Data records:
########################################

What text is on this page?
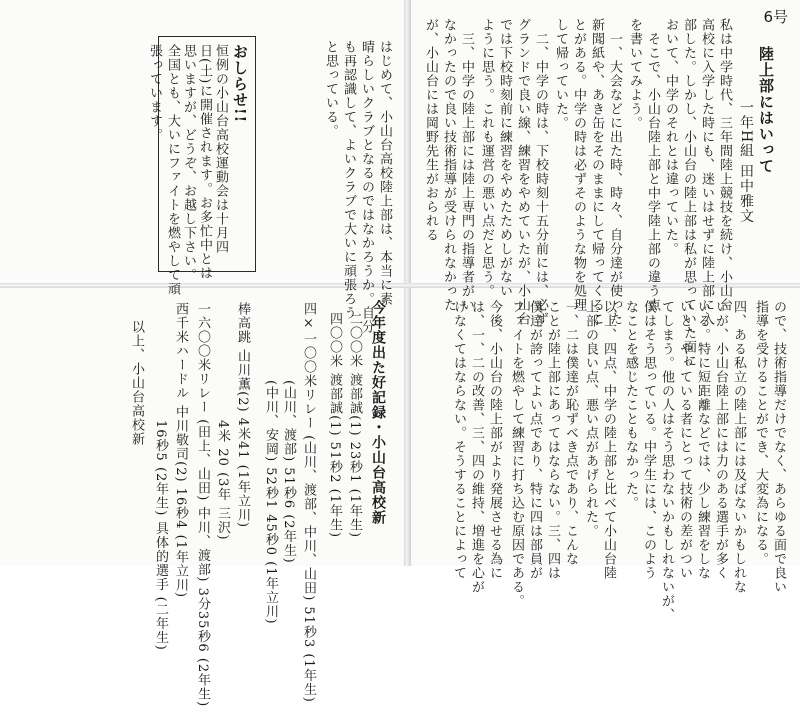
6号
陸上部にはいって
一年H組 田中雅文
私は中学時代、三年間陸上競技を続け、小山台
高校に入学した時にも、迷いはせずに陸上部に入
部した。しかし、小山台の陸上部は私が思っていた面に
おいて、中学のそれとは違っていた。
そこで、小山台陸上部と中学陸上部の違う点
を書いてみよう。
一、大会などに出た時、時々、自分達が使った
新聞紙や、あき缶をそのままにして帰ってくるこ
とがある。中学の時は必ずそのような物を処理
して帰っていた。
二、中学の時は、下校時刻十五分前には、必ず
グランドで良い線、練習をやめていたが、小山台
では下校時刻前に練習をやめたためしがない
ように思う。これも運営の悪い点だと思う。
三、中学の陸上部には陸上専門の指導者がい
なかったので良い技術指導が受けられなかった
が、小山台には岡野先生がおられる
はじめて、小山台高校陸上部は、本当に素
晴らしいクラブとなるのではなかろうか。自分
も再認識して、よいクラブで大いに頑張ろう
と思っている。
おしらせ!!
恒例の小山台高校運動会は十月四
日(土)に開催されます。お多忙中とは
思いますが、どうぞ、お越し下さい。
全国とも、大いにファイトを燃やして頑
張っています。
ので、技術指導だけでなく、あらゆる面で良い
指導を受けることができ、大変為になる。
四、ある私立の陸上部には及ばないかもしれな
いが、小山台陸上部には力のある選手が多く
いる。特に短距離などでは、少し練習をしな
いと、やっている者にとって技術の差がつい
てしまう。他の人はそう思わないかもしれないが、
僕はそう思っている。中学生には、このよう
なことを感じたこともなかった。
以上、四点、中学の陸上部と比べて小山台陸
上部の良い点、悪い点があげられた。
一、二は僕達が恥ずべき点であり、こんな
ことが陸上部にあってはならない。三、四は
僕達が誇ってよい点であり、特に四は部員が
ファイトを燃やして練習に打ち込む原因である。
今後、小山台の陸上部がより発展させる為に
は、一、二の改善、三、四の維持、増進を心が
けなくてはならない。そうすることによって
今年度出た好記録・小山台高校新
二〇〇米 渡部誠(1) 23秒1 (1年生)
四〇〇米 渡部誠(1) 51秒2 (1年生)
四×一〇〇米リレー (山川、渡部、中川、山田) 51秒3 (1年生)
(山川、渡部) 51秒6 (2年生)
(中川、安岡) 52秒1 45秒0 (1年立川)
棒高跳 山川薫(2) 4米41 (1年立川)
4米 20 (3年 三沢)
一六〇〇米リレー (田上、山田) 中川、渡部) 3分35秒6 (2年生)
西千米ハードル 中川敬司(2) 16秒4 (1年立川)
16秒5 (2年生) 具体的選手 (二年生)
以上、小山台高校新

########################################

* OBJECTIVE
Exclude all images and restate the records above word for word.

* COMPLETED TASK
What text is on this page?
6号
陸上部にはいって
一年H組 田中雅文
私は中学時代、三年間陸上競技を続け、小山台
高校に入学した時にも、迷いはせずに陸上部に入
部した。しかし、小山台の陸上部は私が思っていた面に
おいて、中学のそれとは違っていた。
そこで、小山台陸上部と中学陸上部の違う点
を書いてみよう。
一、大会などに出た時、時々、自分達が使った
新聞紙や、あき缶をそのままにして帰ってくるこ
とがある。中学の時は必ずそのような物を処理
して帰っていた。
二、中学の時は、下校時刻十五分前には、必ず
グランドで良い線、練習をやめていたが、小山台
では下校時刻前に練習をやめたためしがない
ように思う。これも運営の悪い点だと思う。
三、中学の陸上部には陸上専門の指導者がい
なかったので良い技術指導が受けられなかった
が、小山台には岡野先生がおられる
はじめて、小山台高校陸上部は、本当に素
晴らしいクラブとなるのではなかろうか。自分
も再認識して、よいクラブで大いに頑張ろう
と思っている。
おしらせ!!
恒例の小山台高校運動会は十月四
日(土)に開催されます。お多忙中とは
思いますが、どうぞ、お越し下さい。
全国とも、大いにファイトを燃やして頑
張っています。
ので、技術指導だけでなく、あらゆる面で良い
指導を受けることができ、大変為になる。
四、ある私立の陸上部には及ばないかもしれな
いが、小山台陸上部には力のある選手が多く
いる。特に短距離などでは、少し練習をしな
いと、やっている者にとって技術の差がつい
てしまう。他の人はそう思わないかもしれないが、
僕はそう思っている。中学生には、このよう
なことを感じたこともなかった。
以上、四点、中学の陸上部と比べて小山台陸
上部の良い点、悪い点があげられた。
一、二は僕達が恥ずべき点であり、こんな
ことが陸上部にあってはならない。三、四は
僕達が誇ってよい点であり、特に四は部員が
ファイトを燃やして練習に打ち込む原因である。
今後、小山台の陸上部がより発展させる為に
は、一、二の改善、三、四の維持、増進を心が
けなくてはならない。そうすることによって
今年度出た好記録・小山台高校新
二〇〇米 渡部誠(1) 23秒1 (1年生)
四〇〇米 渡部誠(1) 51秒2 (1年生)
四×一〇〇米リレー (山川、渡部、中川、山田) 51秒3 (1年生)
(山川、渡部) 51秒6 (2年生)
(中川、安岡) 52秒1 45秒0 (1年立川)
棒高跳 山川薫(2) 4米41 (1年立川)
4米 20 (3年 三沢)
一六〇〇米リレー (田上、山田) 中川、渡部) 3分35秒6 (2年生)
西千米ハードル 中川敬司(2) 16秒4 (1年立川)
16秒5 (2年生) 具体的選手 (二年生)
以上、小山台高校新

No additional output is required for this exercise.